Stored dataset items
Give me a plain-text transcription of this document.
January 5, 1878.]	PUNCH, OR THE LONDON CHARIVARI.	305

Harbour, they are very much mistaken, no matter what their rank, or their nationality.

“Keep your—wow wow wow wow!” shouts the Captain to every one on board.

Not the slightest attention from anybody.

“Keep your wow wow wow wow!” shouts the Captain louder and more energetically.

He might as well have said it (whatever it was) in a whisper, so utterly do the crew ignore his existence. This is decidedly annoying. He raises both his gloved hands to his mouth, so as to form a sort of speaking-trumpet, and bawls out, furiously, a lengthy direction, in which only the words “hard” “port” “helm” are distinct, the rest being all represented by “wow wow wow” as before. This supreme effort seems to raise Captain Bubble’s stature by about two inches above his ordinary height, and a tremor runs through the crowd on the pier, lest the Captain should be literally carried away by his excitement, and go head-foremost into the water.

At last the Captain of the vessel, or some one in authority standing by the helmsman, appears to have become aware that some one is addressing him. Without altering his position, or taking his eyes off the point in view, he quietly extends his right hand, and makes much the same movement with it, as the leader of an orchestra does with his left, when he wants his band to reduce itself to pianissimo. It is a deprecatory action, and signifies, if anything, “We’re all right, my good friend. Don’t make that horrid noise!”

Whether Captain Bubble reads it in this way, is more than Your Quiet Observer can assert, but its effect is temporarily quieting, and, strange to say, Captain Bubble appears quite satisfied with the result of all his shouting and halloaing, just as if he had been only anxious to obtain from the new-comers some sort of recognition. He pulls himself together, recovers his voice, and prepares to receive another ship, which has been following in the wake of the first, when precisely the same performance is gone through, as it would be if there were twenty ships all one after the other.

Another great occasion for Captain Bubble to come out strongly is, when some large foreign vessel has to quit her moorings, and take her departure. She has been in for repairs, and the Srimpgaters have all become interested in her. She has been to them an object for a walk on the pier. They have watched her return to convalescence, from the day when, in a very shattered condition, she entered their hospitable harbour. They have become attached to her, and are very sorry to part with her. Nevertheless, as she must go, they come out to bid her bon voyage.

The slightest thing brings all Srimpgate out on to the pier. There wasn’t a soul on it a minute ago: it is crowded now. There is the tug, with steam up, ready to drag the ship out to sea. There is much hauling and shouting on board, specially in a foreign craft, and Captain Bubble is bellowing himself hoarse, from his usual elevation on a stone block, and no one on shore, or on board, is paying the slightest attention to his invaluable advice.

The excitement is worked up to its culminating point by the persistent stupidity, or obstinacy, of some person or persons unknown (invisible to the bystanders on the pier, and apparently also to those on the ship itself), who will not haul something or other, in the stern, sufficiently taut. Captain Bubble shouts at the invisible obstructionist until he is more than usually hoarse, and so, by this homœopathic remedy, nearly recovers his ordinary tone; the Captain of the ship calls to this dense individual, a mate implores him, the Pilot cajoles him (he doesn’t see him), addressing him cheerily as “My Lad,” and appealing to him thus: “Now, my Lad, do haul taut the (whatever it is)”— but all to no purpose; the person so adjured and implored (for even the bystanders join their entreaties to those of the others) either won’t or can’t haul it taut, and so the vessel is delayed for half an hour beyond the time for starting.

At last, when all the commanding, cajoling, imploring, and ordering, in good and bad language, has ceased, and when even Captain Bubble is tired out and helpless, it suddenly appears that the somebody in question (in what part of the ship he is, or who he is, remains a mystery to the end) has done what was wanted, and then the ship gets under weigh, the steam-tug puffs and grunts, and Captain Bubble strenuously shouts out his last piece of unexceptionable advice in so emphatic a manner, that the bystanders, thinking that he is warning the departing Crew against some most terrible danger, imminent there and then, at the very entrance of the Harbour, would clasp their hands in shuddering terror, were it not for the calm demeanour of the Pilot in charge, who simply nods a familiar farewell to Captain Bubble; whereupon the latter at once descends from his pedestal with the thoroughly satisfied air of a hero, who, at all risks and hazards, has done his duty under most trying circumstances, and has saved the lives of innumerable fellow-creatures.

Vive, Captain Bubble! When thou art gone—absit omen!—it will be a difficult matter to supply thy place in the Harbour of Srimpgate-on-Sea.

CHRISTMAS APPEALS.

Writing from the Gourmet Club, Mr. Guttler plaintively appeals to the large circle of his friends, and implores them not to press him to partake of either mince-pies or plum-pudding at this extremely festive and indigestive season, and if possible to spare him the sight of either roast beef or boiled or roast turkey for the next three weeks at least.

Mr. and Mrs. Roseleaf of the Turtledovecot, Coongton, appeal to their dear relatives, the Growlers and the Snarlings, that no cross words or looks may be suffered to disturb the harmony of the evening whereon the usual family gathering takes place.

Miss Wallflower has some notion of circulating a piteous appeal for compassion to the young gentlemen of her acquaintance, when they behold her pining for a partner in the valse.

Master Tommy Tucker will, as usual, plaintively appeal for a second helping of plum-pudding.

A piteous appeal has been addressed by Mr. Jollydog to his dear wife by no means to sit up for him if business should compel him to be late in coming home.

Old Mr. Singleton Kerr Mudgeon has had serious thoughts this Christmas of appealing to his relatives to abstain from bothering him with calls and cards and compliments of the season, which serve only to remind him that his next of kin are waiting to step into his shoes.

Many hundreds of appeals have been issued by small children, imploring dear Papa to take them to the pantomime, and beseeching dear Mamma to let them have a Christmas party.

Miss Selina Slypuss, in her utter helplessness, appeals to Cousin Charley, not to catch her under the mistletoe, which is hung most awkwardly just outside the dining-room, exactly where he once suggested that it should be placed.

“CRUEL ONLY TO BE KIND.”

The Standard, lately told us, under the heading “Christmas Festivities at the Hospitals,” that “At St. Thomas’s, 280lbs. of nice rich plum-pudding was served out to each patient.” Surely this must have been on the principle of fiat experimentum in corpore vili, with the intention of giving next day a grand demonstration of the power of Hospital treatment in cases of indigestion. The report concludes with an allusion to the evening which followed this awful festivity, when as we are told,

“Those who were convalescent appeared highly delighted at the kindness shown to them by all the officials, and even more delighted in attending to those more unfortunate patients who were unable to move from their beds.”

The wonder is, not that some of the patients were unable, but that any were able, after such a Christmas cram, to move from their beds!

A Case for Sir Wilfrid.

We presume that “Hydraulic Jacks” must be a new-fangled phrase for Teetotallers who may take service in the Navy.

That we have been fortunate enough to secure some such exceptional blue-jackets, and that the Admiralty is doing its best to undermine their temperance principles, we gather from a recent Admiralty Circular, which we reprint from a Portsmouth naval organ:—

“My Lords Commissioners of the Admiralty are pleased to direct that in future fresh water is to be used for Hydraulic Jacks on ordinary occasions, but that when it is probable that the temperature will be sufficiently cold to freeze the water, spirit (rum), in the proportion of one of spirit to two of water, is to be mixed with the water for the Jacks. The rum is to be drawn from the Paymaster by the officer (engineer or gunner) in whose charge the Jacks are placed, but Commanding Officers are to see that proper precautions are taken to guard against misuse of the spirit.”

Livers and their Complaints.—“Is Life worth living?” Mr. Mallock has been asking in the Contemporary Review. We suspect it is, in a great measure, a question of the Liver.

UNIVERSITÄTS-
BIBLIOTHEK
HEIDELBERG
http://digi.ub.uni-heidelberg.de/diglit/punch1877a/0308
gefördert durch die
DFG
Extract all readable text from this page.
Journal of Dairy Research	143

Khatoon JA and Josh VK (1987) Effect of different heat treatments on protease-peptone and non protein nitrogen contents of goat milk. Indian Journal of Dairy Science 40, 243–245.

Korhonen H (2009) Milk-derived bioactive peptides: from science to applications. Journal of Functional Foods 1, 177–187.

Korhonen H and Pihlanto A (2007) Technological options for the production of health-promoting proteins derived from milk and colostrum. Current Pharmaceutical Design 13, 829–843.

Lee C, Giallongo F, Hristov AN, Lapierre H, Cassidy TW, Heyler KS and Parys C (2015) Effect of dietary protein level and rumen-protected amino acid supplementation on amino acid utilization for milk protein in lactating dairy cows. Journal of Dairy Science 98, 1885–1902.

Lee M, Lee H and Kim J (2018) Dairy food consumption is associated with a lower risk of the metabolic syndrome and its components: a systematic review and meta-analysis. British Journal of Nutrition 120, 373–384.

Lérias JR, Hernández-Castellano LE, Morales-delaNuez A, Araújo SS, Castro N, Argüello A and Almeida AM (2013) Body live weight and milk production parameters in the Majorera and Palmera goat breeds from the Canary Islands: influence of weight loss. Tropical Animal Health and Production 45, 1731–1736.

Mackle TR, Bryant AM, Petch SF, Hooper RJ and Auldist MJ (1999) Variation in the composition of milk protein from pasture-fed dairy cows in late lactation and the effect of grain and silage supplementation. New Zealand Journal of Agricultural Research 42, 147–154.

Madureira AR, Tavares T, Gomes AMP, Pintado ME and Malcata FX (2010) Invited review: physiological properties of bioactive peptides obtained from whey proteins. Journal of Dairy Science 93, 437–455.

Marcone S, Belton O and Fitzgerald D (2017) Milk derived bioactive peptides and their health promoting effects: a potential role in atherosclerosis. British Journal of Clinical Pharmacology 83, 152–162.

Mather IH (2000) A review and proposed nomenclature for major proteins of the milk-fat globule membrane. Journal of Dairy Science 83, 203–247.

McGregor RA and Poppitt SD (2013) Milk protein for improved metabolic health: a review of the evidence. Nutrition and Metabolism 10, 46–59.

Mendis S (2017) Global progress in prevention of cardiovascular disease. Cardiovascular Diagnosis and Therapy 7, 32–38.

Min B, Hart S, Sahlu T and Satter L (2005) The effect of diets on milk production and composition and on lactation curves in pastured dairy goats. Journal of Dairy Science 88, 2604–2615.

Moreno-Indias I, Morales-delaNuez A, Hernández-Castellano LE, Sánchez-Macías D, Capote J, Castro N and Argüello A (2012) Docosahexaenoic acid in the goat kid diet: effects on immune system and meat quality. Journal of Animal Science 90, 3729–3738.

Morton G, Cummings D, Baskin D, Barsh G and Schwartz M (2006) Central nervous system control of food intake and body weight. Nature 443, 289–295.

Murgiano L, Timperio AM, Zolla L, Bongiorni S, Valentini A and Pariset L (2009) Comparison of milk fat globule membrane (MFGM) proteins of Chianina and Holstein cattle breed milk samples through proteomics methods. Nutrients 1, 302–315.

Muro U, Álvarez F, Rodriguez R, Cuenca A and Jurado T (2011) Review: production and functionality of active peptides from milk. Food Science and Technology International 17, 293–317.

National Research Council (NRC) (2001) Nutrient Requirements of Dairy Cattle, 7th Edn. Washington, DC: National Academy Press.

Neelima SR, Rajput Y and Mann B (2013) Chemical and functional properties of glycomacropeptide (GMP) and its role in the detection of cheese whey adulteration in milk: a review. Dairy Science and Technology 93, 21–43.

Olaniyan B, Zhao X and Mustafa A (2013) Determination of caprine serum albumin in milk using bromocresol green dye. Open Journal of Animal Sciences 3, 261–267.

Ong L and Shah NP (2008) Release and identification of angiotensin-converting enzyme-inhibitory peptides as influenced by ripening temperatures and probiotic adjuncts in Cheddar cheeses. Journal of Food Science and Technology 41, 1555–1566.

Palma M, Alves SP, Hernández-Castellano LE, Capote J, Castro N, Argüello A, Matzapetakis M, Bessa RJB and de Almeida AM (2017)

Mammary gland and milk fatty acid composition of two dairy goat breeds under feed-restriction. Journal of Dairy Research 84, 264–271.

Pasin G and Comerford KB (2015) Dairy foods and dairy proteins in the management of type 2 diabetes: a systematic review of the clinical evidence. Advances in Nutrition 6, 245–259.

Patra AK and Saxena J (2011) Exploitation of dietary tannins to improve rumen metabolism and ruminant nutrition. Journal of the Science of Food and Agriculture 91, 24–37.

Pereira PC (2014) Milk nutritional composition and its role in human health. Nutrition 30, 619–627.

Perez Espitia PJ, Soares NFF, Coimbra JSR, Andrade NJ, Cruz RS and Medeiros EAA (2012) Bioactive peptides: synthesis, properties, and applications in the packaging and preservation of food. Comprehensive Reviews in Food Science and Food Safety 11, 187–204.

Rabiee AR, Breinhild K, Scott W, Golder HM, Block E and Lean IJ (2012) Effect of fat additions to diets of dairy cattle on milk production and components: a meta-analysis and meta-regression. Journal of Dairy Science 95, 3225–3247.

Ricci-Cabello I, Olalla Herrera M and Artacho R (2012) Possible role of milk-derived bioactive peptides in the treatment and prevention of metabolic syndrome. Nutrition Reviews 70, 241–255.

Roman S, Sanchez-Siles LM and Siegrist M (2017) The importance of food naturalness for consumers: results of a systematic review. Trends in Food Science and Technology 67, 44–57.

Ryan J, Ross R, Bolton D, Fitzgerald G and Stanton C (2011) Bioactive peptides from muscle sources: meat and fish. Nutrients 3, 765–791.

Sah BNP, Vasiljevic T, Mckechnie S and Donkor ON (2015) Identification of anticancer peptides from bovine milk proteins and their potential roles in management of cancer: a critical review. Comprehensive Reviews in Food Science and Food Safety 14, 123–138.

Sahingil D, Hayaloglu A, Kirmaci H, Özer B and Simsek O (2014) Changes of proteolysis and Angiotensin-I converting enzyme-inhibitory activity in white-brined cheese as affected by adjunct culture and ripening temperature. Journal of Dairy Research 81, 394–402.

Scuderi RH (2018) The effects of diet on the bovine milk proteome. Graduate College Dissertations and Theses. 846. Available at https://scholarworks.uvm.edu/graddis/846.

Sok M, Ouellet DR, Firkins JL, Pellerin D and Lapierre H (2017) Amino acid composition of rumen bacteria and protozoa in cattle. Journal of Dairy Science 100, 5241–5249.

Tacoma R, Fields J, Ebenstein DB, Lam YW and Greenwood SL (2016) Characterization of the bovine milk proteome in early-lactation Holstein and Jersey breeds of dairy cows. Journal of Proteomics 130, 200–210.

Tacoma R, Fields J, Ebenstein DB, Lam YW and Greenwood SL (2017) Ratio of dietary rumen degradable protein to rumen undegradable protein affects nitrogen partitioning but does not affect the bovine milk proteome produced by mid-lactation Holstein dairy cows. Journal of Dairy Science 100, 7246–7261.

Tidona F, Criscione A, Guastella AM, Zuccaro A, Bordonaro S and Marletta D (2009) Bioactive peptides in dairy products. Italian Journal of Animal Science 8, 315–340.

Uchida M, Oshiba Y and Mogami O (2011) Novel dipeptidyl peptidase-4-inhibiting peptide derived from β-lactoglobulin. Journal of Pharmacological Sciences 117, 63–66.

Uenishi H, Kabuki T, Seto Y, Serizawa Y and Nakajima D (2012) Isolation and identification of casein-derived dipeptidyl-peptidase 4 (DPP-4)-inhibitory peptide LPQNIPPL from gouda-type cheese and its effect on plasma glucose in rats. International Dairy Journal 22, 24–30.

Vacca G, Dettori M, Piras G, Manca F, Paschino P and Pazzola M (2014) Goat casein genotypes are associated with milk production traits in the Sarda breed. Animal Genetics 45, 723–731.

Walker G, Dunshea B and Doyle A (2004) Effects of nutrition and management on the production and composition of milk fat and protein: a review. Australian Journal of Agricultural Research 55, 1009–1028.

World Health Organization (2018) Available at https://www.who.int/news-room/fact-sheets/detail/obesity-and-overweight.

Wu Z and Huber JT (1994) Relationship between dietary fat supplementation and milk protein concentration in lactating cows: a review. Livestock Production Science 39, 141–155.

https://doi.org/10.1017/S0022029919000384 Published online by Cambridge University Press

§ **Assigned task**
Each line above with the word "Keep" needs to be copied.

§ **The answer**
“Keep your—wow wow wow wow!” shouts the Captain to every one on board.
“Keep your wow wow wow wow!” shouts the Captain louder and more energetically.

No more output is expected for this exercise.